* start Material supplied *
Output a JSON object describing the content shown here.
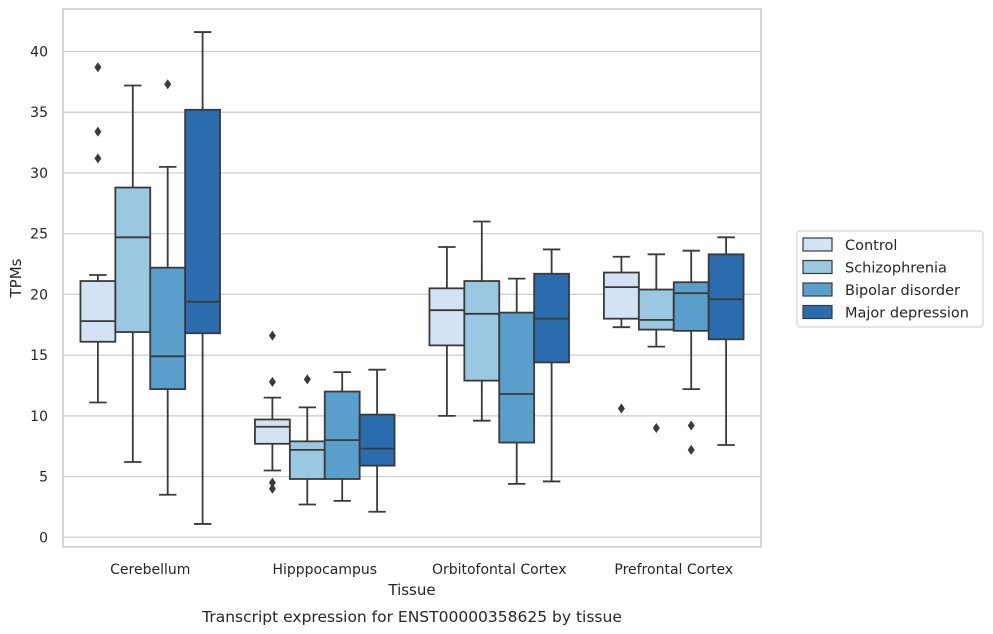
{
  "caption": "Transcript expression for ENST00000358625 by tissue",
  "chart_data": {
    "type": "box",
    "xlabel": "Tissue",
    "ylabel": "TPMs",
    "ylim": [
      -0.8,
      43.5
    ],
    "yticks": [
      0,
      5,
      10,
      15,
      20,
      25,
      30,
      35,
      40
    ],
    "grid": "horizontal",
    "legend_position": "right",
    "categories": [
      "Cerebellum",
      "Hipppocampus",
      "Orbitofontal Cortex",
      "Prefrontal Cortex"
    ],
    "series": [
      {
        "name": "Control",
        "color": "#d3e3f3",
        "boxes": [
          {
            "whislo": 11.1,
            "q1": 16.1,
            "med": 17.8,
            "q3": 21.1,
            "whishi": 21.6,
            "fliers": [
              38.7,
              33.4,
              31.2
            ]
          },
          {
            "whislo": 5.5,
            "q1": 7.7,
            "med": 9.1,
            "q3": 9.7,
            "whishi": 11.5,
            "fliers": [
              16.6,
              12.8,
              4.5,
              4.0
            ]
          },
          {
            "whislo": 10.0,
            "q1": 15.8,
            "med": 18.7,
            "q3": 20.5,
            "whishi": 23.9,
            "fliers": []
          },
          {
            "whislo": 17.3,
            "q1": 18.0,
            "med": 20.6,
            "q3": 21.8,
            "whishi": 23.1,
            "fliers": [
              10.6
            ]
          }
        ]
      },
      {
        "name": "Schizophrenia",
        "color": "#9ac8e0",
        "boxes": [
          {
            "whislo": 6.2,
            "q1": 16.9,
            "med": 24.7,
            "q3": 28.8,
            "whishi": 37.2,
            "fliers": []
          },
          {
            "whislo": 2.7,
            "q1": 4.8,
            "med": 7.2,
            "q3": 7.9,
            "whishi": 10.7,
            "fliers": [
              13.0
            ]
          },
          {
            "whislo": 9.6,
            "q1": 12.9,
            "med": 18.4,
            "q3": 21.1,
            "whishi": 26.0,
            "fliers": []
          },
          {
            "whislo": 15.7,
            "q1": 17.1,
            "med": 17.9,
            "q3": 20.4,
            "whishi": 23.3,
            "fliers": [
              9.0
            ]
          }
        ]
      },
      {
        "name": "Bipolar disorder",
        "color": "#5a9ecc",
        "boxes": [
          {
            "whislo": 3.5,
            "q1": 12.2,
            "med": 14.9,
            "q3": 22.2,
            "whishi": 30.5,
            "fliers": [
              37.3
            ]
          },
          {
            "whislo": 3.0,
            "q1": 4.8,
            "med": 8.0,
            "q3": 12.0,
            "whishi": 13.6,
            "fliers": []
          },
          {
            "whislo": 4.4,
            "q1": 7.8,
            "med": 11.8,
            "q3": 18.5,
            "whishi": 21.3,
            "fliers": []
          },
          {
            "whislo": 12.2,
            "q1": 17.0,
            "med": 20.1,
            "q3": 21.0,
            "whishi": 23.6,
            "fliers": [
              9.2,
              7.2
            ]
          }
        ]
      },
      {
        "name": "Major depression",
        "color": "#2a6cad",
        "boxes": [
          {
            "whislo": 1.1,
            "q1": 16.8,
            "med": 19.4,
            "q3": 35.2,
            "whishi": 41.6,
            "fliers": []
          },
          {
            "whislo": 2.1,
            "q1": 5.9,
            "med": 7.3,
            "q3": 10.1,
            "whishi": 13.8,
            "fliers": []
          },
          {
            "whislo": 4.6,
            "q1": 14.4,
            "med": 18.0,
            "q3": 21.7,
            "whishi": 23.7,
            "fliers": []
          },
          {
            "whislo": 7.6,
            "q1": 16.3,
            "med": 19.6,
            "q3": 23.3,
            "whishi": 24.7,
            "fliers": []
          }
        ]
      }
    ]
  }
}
* end Material supplied *
* start Material supplied *
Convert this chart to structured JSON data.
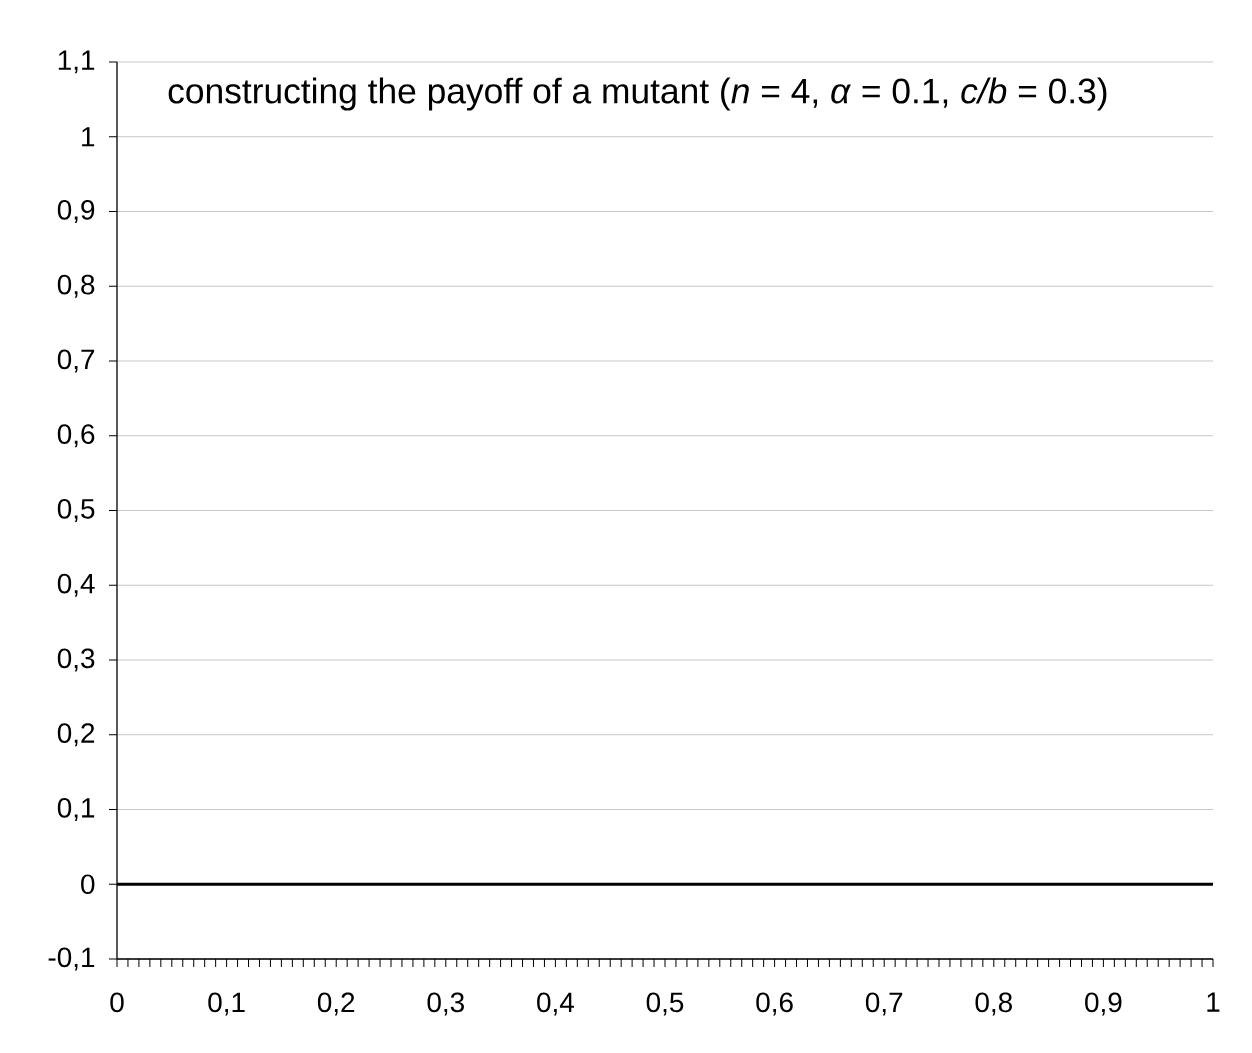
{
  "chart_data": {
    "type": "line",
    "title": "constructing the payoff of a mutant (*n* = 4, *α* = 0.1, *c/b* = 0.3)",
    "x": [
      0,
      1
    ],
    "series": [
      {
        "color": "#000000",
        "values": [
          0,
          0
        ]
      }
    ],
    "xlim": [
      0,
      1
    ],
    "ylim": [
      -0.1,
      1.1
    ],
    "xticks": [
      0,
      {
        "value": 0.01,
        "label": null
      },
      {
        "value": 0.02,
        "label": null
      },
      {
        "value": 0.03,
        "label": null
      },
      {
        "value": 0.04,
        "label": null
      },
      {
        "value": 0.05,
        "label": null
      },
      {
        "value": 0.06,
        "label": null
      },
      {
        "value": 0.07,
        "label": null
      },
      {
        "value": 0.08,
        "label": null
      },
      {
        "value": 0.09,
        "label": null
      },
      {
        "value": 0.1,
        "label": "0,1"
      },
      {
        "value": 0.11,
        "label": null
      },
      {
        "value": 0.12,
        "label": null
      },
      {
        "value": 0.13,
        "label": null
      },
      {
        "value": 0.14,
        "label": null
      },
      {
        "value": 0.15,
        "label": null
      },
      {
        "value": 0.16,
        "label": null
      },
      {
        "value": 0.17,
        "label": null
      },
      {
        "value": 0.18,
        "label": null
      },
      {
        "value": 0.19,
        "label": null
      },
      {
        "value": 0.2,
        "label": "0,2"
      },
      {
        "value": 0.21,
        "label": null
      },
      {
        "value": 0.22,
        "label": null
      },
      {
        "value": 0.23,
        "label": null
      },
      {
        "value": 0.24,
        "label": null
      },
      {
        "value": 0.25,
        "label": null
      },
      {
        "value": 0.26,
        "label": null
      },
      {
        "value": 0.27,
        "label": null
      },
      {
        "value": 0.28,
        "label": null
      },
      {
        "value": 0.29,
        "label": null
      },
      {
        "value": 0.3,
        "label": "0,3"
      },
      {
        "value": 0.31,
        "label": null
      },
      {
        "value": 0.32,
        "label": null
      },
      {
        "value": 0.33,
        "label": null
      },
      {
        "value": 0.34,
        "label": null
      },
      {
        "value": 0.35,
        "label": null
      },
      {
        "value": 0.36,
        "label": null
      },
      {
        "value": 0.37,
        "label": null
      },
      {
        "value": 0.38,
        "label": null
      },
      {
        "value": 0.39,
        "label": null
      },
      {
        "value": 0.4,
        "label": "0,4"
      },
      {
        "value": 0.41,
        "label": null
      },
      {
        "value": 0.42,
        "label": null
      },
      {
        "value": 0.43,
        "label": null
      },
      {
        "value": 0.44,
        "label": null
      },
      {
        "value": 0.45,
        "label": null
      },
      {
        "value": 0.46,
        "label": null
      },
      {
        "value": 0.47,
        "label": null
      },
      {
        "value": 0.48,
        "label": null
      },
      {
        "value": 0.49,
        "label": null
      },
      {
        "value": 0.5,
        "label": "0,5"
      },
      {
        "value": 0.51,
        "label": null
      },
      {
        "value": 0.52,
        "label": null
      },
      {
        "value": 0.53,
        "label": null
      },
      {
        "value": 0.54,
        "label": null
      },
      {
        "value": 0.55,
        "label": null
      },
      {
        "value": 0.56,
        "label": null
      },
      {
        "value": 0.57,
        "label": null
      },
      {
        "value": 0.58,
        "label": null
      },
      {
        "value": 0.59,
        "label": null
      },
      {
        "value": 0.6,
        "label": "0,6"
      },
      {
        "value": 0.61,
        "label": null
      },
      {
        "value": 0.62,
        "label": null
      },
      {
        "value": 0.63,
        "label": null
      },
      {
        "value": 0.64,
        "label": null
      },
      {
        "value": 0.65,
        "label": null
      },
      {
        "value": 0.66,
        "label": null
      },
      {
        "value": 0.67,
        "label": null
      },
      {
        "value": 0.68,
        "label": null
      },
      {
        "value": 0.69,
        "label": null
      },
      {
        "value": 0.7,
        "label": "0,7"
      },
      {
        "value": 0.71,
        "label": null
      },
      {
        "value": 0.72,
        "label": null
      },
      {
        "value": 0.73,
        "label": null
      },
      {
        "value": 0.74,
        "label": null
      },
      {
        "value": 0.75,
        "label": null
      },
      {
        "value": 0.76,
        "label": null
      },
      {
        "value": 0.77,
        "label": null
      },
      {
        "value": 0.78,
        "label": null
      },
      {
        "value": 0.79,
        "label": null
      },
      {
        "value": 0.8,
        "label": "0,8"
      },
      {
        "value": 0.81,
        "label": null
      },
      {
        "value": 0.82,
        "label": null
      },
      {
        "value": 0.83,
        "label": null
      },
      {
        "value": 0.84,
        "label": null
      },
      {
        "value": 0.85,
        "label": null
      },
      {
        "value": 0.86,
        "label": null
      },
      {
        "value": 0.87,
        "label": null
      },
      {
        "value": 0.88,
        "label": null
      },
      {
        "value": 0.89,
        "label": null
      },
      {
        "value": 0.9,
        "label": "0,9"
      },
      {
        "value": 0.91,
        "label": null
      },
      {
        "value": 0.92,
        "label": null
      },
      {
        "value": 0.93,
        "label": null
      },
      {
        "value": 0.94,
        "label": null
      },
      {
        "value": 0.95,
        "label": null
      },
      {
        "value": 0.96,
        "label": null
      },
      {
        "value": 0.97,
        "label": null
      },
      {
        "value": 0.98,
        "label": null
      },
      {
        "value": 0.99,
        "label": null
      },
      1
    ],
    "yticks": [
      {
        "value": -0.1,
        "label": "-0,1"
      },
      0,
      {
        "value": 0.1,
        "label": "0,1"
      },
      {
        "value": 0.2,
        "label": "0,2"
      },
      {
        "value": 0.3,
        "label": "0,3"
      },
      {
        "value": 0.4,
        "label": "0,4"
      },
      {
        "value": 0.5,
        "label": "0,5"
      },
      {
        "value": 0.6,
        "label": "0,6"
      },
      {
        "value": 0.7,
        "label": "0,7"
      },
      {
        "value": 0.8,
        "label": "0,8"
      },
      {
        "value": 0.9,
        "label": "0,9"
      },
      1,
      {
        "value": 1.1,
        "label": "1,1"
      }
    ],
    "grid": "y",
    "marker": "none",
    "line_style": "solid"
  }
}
* end Material supplied *
• What is being asked: Find the number of lines in which the word "JSON" occurs, and write nothing but that number.

• Written reply: 2